WHAT YOU HAVE TO DO: Reproduce verbatim the lines of the data starting at the line containing "y-tick-label: 6 [67,273,73,284]" and ending at the line containing "Identify all the", with both of those lines included.

--- START LISTED RECORDS ---

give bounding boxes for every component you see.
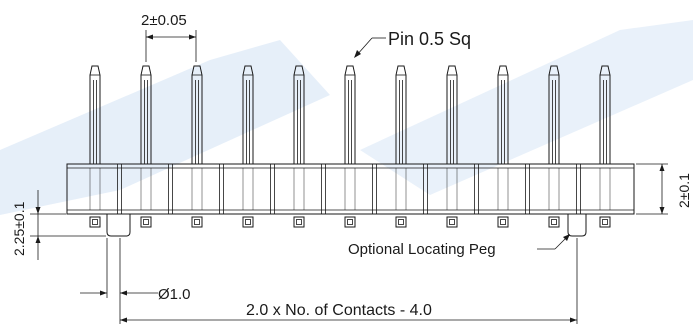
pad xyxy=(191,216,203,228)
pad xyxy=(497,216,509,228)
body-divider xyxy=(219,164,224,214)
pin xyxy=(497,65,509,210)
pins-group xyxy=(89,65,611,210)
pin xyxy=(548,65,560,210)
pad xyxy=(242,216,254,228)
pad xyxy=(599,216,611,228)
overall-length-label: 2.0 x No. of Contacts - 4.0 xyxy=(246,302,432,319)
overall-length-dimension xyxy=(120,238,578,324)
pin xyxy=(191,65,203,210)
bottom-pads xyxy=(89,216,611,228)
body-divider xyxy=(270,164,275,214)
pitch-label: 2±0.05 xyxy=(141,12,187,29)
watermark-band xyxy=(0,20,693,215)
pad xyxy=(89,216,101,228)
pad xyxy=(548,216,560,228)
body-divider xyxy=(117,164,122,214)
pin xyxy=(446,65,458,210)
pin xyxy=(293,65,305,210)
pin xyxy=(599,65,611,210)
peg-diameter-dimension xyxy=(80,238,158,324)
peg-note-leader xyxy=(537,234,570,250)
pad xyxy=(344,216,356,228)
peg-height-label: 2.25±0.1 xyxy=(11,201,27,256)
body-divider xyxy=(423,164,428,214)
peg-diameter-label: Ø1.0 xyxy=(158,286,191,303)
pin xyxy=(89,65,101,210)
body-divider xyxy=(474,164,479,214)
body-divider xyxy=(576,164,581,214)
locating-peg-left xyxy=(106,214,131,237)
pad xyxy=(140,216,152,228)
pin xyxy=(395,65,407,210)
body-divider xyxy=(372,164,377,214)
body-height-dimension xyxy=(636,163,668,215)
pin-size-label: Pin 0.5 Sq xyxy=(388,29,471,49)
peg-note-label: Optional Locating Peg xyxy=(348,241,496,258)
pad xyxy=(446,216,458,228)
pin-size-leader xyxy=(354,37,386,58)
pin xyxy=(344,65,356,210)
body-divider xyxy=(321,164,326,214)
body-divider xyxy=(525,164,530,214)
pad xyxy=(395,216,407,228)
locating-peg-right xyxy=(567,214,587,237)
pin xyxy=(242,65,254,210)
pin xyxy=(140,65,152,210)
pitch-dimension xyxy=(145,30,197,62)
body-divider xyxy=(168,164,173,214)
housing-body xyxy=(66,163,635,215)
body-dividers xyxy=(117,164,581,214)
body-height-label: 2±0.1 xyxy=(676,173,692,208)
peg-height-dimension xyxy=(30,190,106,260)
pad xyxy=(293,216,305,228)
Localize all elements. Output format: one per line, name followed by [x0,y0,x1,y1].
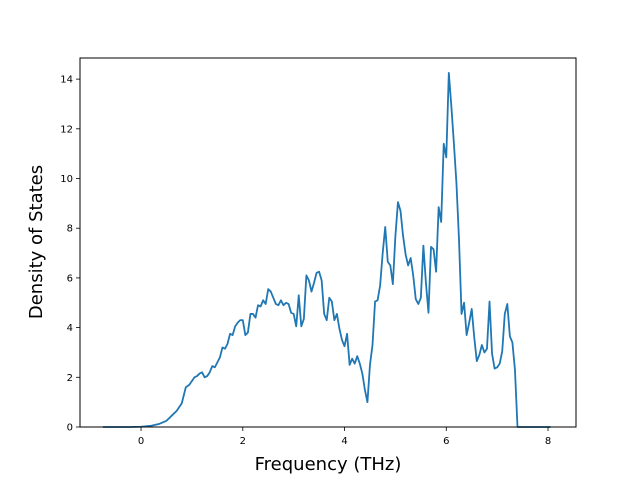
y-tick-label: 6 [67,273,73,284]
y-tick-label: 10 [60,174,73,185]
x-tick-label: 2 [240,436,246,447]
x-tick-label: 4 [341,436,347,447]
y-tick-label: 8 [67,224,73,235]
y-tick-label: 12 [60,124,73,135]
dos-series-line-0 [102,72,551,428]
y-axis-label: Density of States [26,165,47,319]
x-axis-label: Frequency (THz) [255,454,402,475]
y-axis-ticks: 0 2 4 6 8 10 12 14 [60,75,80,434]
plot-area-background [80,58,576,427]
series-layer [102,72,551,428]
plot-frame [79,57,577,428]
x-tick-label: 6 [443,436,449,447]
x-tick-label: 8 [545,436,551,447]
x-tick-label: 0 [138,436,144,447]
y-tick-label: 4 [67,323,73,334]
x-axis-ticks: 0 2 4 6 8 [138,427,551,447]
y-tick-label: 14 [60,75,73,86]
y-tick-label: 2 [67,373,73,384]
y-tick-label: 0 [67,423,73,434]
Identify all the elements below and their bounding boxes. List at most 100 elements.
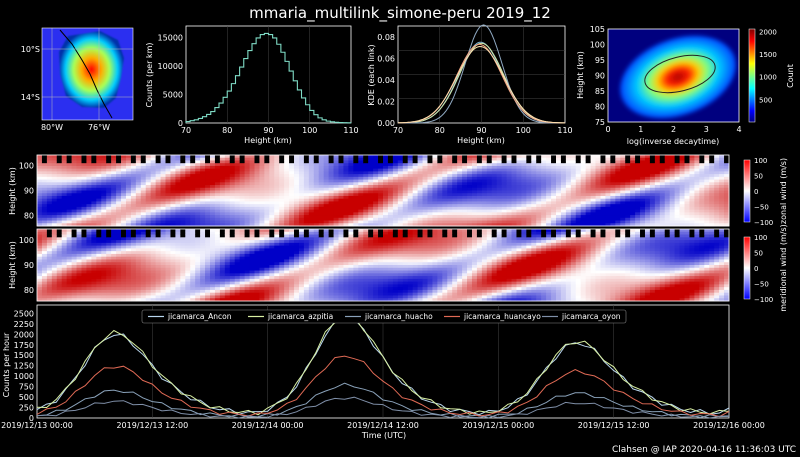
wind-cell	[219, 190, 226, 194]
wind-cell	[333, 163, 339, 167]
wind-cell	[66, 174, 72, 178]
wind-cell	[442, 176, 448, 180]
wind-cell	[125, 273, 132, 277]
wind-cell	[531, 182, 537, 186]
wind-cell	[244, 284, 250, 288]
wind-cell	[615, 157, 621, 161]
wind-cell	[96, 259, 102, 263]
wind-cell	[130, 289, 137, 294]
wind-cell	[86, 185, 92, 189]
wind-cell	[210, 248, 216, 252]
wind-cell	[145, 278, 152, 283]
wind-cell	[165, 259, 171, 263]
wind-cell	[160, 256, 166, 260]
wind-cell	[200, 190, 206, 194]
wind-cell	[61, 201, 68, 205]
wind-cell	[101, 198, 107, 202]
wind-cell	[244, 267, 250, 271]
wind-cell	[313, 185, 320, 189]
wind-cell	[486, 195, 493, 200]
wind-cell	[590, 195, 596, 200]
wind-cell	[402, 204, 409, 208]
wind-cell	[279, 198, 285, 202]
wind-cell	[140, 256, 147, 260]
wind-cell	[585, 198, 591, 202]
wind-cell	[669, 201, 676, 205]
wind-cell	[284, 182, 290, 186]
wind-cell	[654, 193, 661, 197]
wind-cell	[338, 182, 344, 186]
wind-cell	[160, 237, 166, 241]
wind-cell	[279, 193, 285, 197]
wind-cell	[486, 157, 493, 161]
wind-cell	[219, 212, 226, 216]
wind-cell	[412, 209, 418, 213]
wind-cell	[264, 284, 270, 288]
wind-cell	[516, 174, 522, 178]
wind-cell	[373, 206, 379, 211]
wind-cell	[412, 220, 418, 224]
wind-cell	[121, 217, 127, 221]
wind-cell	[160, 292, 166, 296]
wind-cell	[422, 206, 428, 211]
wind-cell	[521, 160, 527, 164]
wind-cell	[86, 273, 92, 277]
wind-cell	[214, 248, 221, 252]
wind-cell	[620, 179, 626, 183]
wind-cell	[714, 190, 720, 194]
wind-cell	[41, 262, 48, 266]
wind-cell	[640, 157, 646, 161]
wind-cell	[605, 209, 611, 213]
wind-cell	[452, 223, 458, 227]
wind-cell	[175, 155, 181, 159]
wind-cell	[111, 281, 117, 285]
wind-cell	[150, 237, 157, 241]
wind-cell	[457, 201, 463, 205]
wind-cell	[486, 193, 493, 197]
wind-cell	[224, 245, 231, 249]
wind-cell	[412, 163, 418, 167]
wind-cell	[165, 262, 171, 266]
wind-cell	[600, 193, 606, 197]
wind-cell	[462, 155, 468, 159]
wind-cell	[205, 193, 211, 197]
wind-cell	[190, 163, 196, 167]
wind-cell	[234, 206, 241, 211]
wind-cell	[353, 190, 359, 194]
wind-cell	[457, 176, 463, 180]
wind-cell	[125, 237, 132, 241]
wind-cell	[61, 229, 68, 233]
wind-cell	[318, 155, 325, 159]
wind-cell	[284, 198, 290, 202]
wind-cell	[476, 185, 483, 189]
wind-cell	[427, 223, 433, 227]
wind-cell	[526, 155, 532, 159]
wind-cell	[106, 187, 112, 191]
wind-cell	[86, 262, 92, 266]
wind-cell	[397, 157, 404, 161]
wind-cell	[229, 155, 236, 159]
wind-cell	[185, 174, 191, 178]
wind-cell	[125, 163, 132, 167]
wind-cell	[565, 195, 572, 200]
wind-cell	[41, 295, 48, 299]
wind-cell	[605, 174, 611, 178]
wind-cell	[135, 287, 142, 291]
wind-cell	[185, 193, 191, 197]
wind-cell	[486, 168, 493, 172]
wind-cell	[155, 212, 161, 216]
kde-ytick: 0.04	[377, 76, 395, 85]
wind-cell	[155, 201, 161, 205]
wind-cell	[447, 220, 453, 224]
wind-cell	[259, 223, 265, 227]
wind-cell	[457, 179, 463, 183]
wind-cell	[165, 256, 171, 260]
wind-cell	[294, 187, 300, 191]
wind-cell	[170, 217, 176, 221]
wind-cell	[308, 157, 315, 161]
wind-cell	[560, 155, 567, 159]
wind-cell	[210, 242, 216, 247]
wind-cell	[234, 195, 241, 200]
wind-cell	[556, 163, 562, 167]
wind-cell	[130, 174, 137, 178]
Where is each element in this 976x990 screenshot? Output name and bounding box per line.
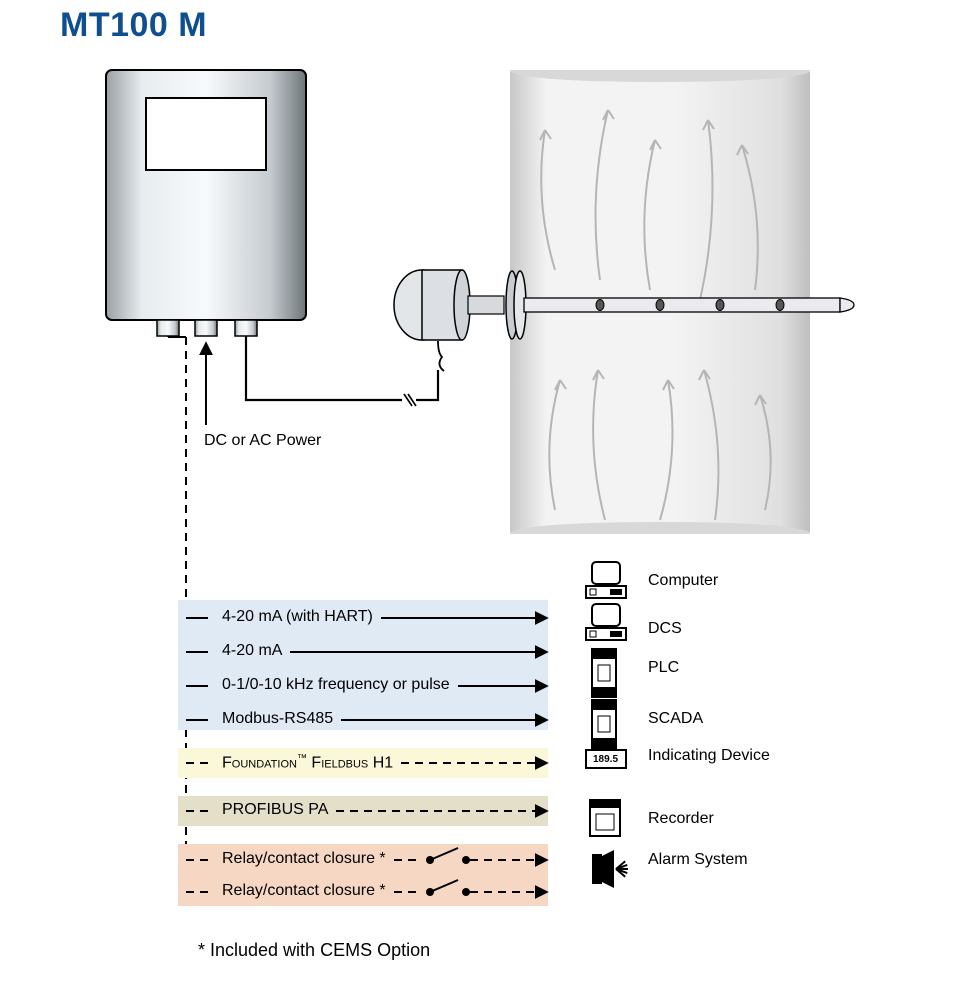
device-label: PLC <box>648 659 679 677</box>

--- END LISTED RECORDS ---

ANSWER TO THIS PROBLEM:
y-tick-label: 6 [67,273,73,284]
y-tick-label: 10 [60,174,73,185]
x-tick-label: 2 [240,436,246,447]
x-tick-label: 4 [341,436,347,447]
y-tick-label: 8 [67,224,73,235]
y-tick-label: 12 [60,124,73,135]
dos-series-line-0 [102,72,551,428]
y-axis-label: Density of States [26,165,47,319]
x-axis-label: Frequency (THz) [255,454,402,475]
y-axis-ticks: 0 2 4 6 8 10 12 14 [60,75,80,434]
plot-area-background [80,58,576,427]
series-layer [102,72,551,428]
plot-frame [79,57,577,428]
x-tick-label: 6 [443,436,449,447]
x-tick-label: 8 [545,436,551,447]
x-tick-label: 0 [138,436,144,447]
y-tick-label: 4 [67,323,73,334]
x-axis-ticks: 0 2 4 6 8 [138,427,551,447]
y-tick-label: 14 [60,75,73,86]
y-tick-label: 2 [67,373,73,384]
y-tick-label: 0 [67,423,73,434]
Identify all the elements below and their bounding boxes. List at most 100 elements.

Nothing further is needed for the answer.